PROVIDED MATERIAL:
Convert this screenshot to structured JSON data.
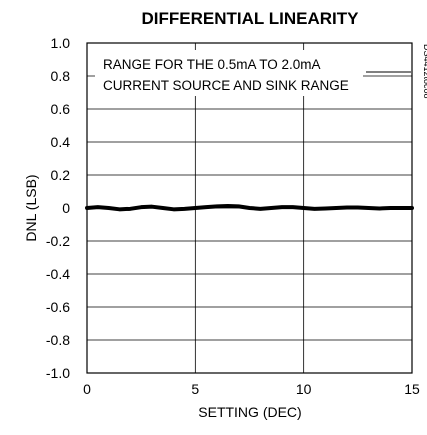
{
  "chart_data": {
    "type": "line",
    "title": "DIFFERENTIAL LINEARITY",
    "xlabel": "SETTING (DEC)",
    "ylabel": "DNL (LSB)",
    "xlim": [
      0,
      15
    ],
    "ylim": [
      -1.0,
      1.0
    ],
    "x_ticks": [
      "0",
      "5",
      "10",
      "15"
    ],
    "y_ticks": [
      "1.0",
      "0.8",
      "0.6",
      "0.4",
      "0.2",
      "0",
      "-0.2",
      "-0.4",
      "-0.6",
      "-0.8",
      "-1.0"
    ],
    "grid": true,
    "annotation": [
      "RANGE FOR THE 0.5mA TO 2.0mA",
      "CURRENT SOURCE AND SINK RANGE"
    ],
    "doc_id": "DS4412toc08",
    "colors": {
      "line": "#000000",
      "grid": "#000000",
      "background": "#ffffff"
    },
    "series": [
      {
        "x": [
          0,
          0.5,
          1,
          1.5,
          2,
          2.5,
          3,
          3.5,
          4,
          4.5,
          5,
          5.5,
          6,
          6.5,
          7,
          7.5,
          8,
          8.5,
          9,
          9.5,
          10,
          10.5,
          11,
          11.5,
          12,
          12.5,
          13,
          13.5,
          14,
          14.5,
          15
        ],
        "values": [
          0.0,
          0.005,
          0.0,
          -0.008,
          -0.005,
          0.005,
          0.008,
          0.0,
          -0.008,
          -0.005,
          0.0,
          0.005,
          0.01,
          0.012,
          0.01,
          0.0,
          -0.005,
          0.0,
          0.005,
          0.005,
          0.0,
          -0.005,
          -0.003,
          0.0,
          0.003,
          0.003,
          0.0,
          -0.003,
          0.0,
          0.0,
          0.0
        ]
      }
    ]
  }
}
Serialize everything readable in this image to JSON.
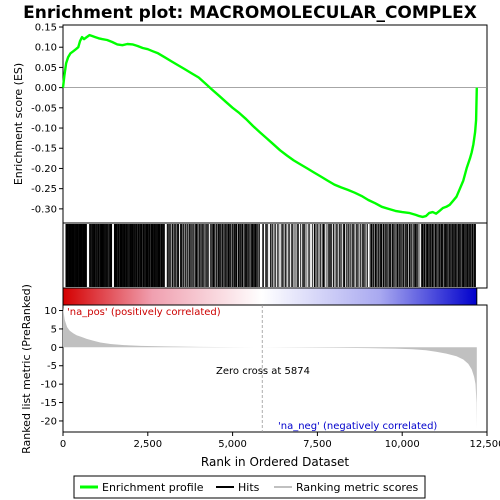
{
  "chart_data": {
    "type": "line",
    "title": "Enrichment plot: MACROMOLECULAR_COMPLEX",
    "xlabel": "Rank in Ordered Dataset",
    "ylabel_top": "Enrichment score (ES)",
    "ylabel_bottom": "Ranked list metric (PreRanked)",
    "xlim": [
      0,
      12500
    ],
    "x_ticks": [
      0,
      2500,
      5000,
      7500,
      10000,
      12500
    ],
    "x_tick_labels": [
      "0",
      "2,500",
      "5,000",
      "7,500",
      "10,000",
      "12,500"
    ],
    "es_ylim": [
      -0.335,
      0.155
    ],
    "es_ticks": [
      0.15,
      0.1,
      0.05,
      0.0,
      -0.05,
      -0.1,
      -0.15,
      -0.2,
      -0.25,
      -0.3
    ],
    "es_tick_labels": [
      "0.15",
      "0.10",
      "0.05",
      "0.00",
      "-0.05",
      "-0.10",
      "-0.15",
      "-0.20",
      "-0.25",
      "-0.30"
    ],
    "metric_ylim": [
      -23,
      11.5
    ],
    "metric_ticks": [
      10,
      5,
      0,
      -5,
      -10,
      -15,
      -20
    ],
    "metric_tick_labels": [
      "10",
      "5",
      "0",
      "-5",
      "-10",
      "-15",
      "-20"
    ],
    "grid": false,
    "enrichment_profile": {
      "name": "Enrichment profile",
      "color": "#00ff00",
      "x": [
        0,
        40,
        90,
        150,
        220,
        300,
        380,
        450,
        500,
        560,
        620,
        700,
        780,
        850,
        950,
        1050,
        1150,
        1300,
        1450,
        1600,
        1750,
        1900,
        2050,
        2200,
        2350,
        2500,
        2650,
        2800,
        3000,
        3200,
        3400,
        3600,
        3800,
        4000,
        4200,
        4400,
        4600,
        4800,
        5000,
        5200,
        5400,
        5600,
        5800,
        6000,
        6200,
        6400,
        6600,
        6800,
        7000,
        7200,
        7400,
        7600,
        7800,
        8000,
        8200,
        8400,
        8600,
        8800,
        9000,
        9200,
        9400,
        9600,
        9800,
        10000,
        10200,
        10400,
        10500,
        10600,
        10700,
        10800,
        10900,
        11000,
        11100,
        11200,
        11300,
        11400,
        11500,
        11600,
        11700,
        11800,
        11900,
        12000,
        12050,
        12100,
        12150,
        12180,
        12200
      ],
      "y": [
        0.0,
        0.03,
        0.06,
        0.075,
        0.085,
        0.09,
        0.095,
        0.1,
        0.115,
        0.125,
        0.12,
        0.125,
        0.13,
        0.128,
        0.125,
        0.122,
        0.12,
        0.118,
        0.113,
        0.107,
        0.105,
        0.108,
        0.107,
        0.103,
        0.098,
        0.095,
        0.09,
        0.085,
        0.075,
        0.065,
        0.055,
        0.045,
        0.035,
        0.025,
        0.01,
        -0.005,
        -0.02,
        -0.035,
        -0.05,
        -0.063,
        -0.078,
        -0.095,
        -0.11,
        -0.125,
        -0.14,
        -0.155,
        -0.168,
        -0.18,
        -0.19,
        -0.2,
        -0.21,
        -0.22,
        -0.23,
        -0.24,
        -0.247,
        -0.253,
        -0.26,
        -0.268,
        -0.278,
        -0.286,
        -0.295,
        -0.3,
        -0.305,
        -0.308,
        -0.31,
        -0.315,
        -0.318,
        -0.32,
        -0.318,
        -0.31,
        -0.308,
        -0.312,
        -0.305,
        -0.298,
        -0.295,
        -0.29,
        -0.28,
        -0.27,
        -0.25,
        -0.23,
        -0.2,
        -0.175,
        -0.16,
        -0.14,
        -0.11,
        -0.08,
        0.0
      ]
    },
    "ranking_metric": {
      "name": "Ranking metric scores",
      "color": "#c0c0c0",
      "x": [
        0,
        50,
        120,
        200,
        300,
        400,
        550,
        700,
        900,
        1100,
        1400,
        1800,
        2300,
        3000,
        4000,
        5000,
        5874,
        7000,
        8000,
        9000,
        9800,
        10300,
        10700,
        11000,
        11300,
        11600,
        11800,
        11950,
        12050,
        12120,
        12160,
        12190,
        12200
      ],
      "y": [
        10.8,
        7.5,
        5.5,
        4.5,
        3.8,
        3.3,
        2.8,
        2.3,
        1.8,
        1.3,
        0.9,
        0.6,
        0.4,
        0.25,
        0.12,
        0.05,
        0.0,
        -0.05,
        -0.1,
        -0.2,
        -0.35,
        -0.5,
        -0.8,
        -1.2,
        -1.7,
        -2.4,
        -3.3,
        -4.5,
        -6.0,
        -8.0,
        -10.0,
        -15.0,
        -22.0
      ]
    },
    "hit_color": "#000000",
    "hit_clusters": [
      [
        80,
        700,
        55
      ],
      [
        780,
        1450,
        40
      ],
      [
        1500,
        3000,
        95
      ],
      [
        3050,
        4300,
        45
      ],
      [
        4350,
        5800,
        60
      ],
      [
        5850,
        7300,
        32
      ],
      [
        7350,
        9000,
        45
      ],
      [
        9050,
        10500,
        55
      ],
      [
        10550,
        12180,
        75
      ]
    ],
    "heatmap_colors": [
      "#d40000",
      "#f0a0b0",
      "#ffffff",
      "#a8a8f0",
      "#0000cc"
    ],
    "zero_cross_x": 5874,
    "annotations": {
      "pos_label": "'na_pos' (positively correlated)",
      "neg_label": "'na_neg' (negatively correlated)",
      "zero_cross_label": "Zero cross at 5874",
      "pos_color": "#cc0000",
      "neg_color": "#0000cc"
    },
    "legend": {
      "placement": "bottom",
      "entries": [
        {
          "label": "Enrichment profile",
          "color": "#00ff00"
        },
        {
          "label": "Hits",
          "color": "#000000"
        },
        {
          "label": "Ranking metric scores",
          "color": "#c0c0c0"
        }
      ]
    }
  }
}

WRITTEN INSTRUCTION: Without the pictures, repeat all the records word for word.

PROBLEM SOLUTION:
Convert this screenshot to structured JSON data.
{
  "chart_data": {
    "type": "line",
    "title": "DIFFERENTIAL LINEARITY",
    "xlabel": "SETTING (DEC)",
    "ylabel": "DNL (LSB)",
    "xlim": [
      0,
      15
    ],
    "ylim": [
      -1.0,
      1.0
    ],
    "x_ticks": [
      "0",
      "5",
      "10",
      "15"
    ],
    "y_ticks": [
      "1.0",
      "0.8",
      "0.6",
      "0.4",
      "0.2",
      "0",
      "-0.2",
      "-0.4",
      "-0.6",
      "-0.8",
      "-1.0"
    ],
    "grid": true,
    "annotation": [
      "RANGE FOR THE 0.5mA TO 2.0mA",
      "CURRENT SOURCE AND SINK RANGE"
    ],
    "doc_id": "DS4412toc08",
    "colors": {
      "line": "#000000",
      "grid": "#000000",
      "background": "#ffffff"
    },
    "series": [
      {
        "x": [
          0,
          0.5,
          1,
          1.5,
          2,
          2.5,
          3,
          3.5,
          4,
          4.5,
          5,
          5.5,
          6,
          6.5,
          7,
          7.5,
          8,
          8.5,
          9,
          9.5,
          10,
          10.5,
          11,
          11.5,
          12,
          12.5,
          13,
          13.5,
          14,
          14.5,
          15
        ],
        "values": [
          0.0,
          0.005,
          0.0,
          -0.008,
          -0.005,
          0.005,
          0.008,
          0.0,
          -0.008,
          -0.005,
          0.0,
          0.005,
          0.01,
          0.012,
          0.01,
          0.0,
          -0.005,
          0.0,
          0.005,
          0.005,
          0.0,
          -0.005,
          -0.003,
          0.0,
          0.003,
          0.003,
          0.0,
          -0.003,
          0.0,
          0.0,
          0.0
        ]
      }
    ]
  }
}
Serialize everything readable in this image to JSON.
{
  "chart_data": {
    "type": "line",
    "title": "Enrichment plot: MACROMOLECULAR_COMPLEX",
    "xlabel": "Rank in Ordered Dataset",
    "ylabel_top": "Enrichment score (ES)",
    "ylabel_bottom": "Ranked list metric (PreRanked)",
    "xlim": [
      0,
      12500
    ],
    "x_ticks": [
      0,
      2500,
      5000,
      7500,
      10000,
      12500
    ],
    "x_tick_labels": [
      "0",
      "2,500",
      "5,000",
      "7,500",
      "10,000",
      "12,500"
    ],
    "es_ylim": [
      -0.335,
      0.155
    ],
    "es_ticks": [
      0.15,
      0.1,
      0.05,
      0.0,
      -0.05,
      -0.1,
      -0.15,
      -0.2,
      -0.25,
      -0.3
    ],
    "es_tick_labels": [
      "0.15",
      "0.10",
      "0.05",
      "0.00",
      "-0.05",
      "-0.10",
      "-0.15",
      "-0.20",
      "-0.25",
      "-0.30"
    ],
    "metric_ylim": [
      -23,
      11.5
    ],
    "metric_ticks": [
      10,
      5,
      0,
      -5,
      -10,
      -15,
      -20
    ],
    "metric_tick_labels": [
      "10",
      "5",
      "0",
      "-5",
      "-10",
      "-15",
      "-20"
    ],
    "grid": false,
    "enrichment_profile": {
      "name": "Enrichment profile",
      "color": "#00ff00",
      "x": [
        0,
        40,
        90,
        150,
        220,
        300,
        380,
        450,
        500,
        560,
        620,
        700,
        780,
        850,
        950,
        1050,
        1150,
        1300,
        1450,
        1600,
        1750,
        1900,
        2050,
        2200,
        2350,
        2500,
        2650,
        2800,
        3000,
        3200,
        3400,
        3600,
        3800,
        4000,
        4200,
        4400,
        4600,
        4800,
        5000,
        5200,
        5400,
        5600,
        5800,
        6000,
        6200,
        6400,
        6600,
        6800,
        7000,
        7200,
        7400,
        7600,
        7800,
        8000,
        8200,
        8400,
        8600,
        8800,
        9000,
        9200,
        9400,
        9600,
        9800,
        10000,
        10200,
        10400,
        10500,
        10600,
        10700,
        10800,
        10900,
        11000,
        11100,
        11200,
        11300,
        11400,
        11500,
        11600,
        11700,
        11800,
        11900,
        12000,
        12050,
        12100,
        12150,
        12180,
        12200
      ],
      "y": [
        0.0,
        0.03,
        0.06,
        0.075,
        0.085,
        0.09,
        0.095,
        0.1,
        0.115,
        0.125,
        0.12,
        0.125,
        0.13,
        0.128,
        0.125,
        0.122,
        0.12,
        0.118,
        0.113,
        0.107,
        0.105,
        0.108,
        0.107,
        0.103,
        0.098,
        0.095,
        0.09,
        0.085,
        0.075,
        0.065,
        0.055,
        0.045,
        0.035,
        0.025,
        0.01,
        -0.005,
        -0.02,
        -0.035,
        -0.05,
        -0.063,
        -0.078,
        -0.095,
        -0.11,
        -0.125,
        -0.14,
        -0.155,
        -0.168,
        -0.18,
        -0.19,
        -0.2,
        -0.21,
        -0.22,
        -0.23,
        -0.24,
        -0.247,
        -0.253,
        -0.26,
        -0.268,
        -0.278,
        -0.286,
        -0.295,
        -0.3,
        -0.305,
        -0.308,
        -0.31,
        -0.315,
        -0.318,
        -0.32,
        -0.318,
        -0.31,
        -0.308,
        -0.312,
        -0.305,
        -0.298,
        -0.295,
        -0.29,
        -0.28,
        -0.27,
        -0.25,
        -0.23,
        -0.2,
        -0.175,
        -0.16,
        -0.14,
        -0.11,
        -0.08,
        0.0
      ]
    },
    "ranking_metric": {
      "name": "Ranking metric scores",
      "color": "#c0c0c0",
      "x": [
        0,
        50,
        120,
        200,
        300,
        400,
        550,
        700,
        900,
        1100,
        1400,
        1800,
        2300,
        3000,
        4000,
        5000,
        5874,
        7000,
        8000,
        9000,
        9800,
        10300,
        10700,
        11000,
        11300,
        11600,
        11800,
        11950,
        12050,
        12120,
        12160,
        12190,
        12200
      ],
      "y": [
        10.8,
        7.5,
        5.5,
        4.5,
        3.8,
        3.3,
        2.8,
        2.3,
        1.8,
        1.3,
        0.9,
        0.6,
        0.4,
        0.25,
        0.12,
        0.05,
        0.0,
        -0.05,
        -0.1,
        -0.2,
        -0.35,
        -0.5,
        -0.8,
        -1.2,
        -1.7,
        -2.4,
        -3.3,
        -4.5,
        -6.0,
        -8.0,
        -10.0,
        -15.0,
        -22.0
      ]
    },
    "hit_color": "#000000",
    "hit_clusters": [
      [
        80,
        700,
        55
      ],
      [
        780,
        1450,
        40
      ],
      [
        1500,
        3000,
        95
      ],
      [
        3050,
        4300,
        45
      ],
      [
        4350,
        5800,
        60
      ],
      [
        5850,
        7300,
        32
      ],
      [
        7350,
        9000,
        45
      ],
      [
        9050,
        10500,
        55
      ],
      [
        10550,
        12180,
        75
      ]
    ],
    "heatmap_colors": [
      "#d40000",
      "#f0a0b0",
      "#ffffff",
      "#a8a8f0",
      "#0000cc"
    ],
    "zero_cross_x": 5874,
    "annotations": {
      "pos_label": "'na_pos' (positively correlated)",
      "neg_label": "'na_neg' (negatively correlated)",
      "zero_cross_label": "Zero cross at 5874",
      "pos_color": "#cc0000",
      "neg_color": "#0000cc"
    },
    "legend": {
      "placement": "bottom",
      "entries": [
        {
          "label": "Enrichment profile",
          "color": "#00ff00"
        },
        {
          "label": "Hits",
          "color": "#000000"
        },
        {
          "label": "Ranking metric scores",
          "color": "#c0c0c0"
        }
      ]
    }
  }
}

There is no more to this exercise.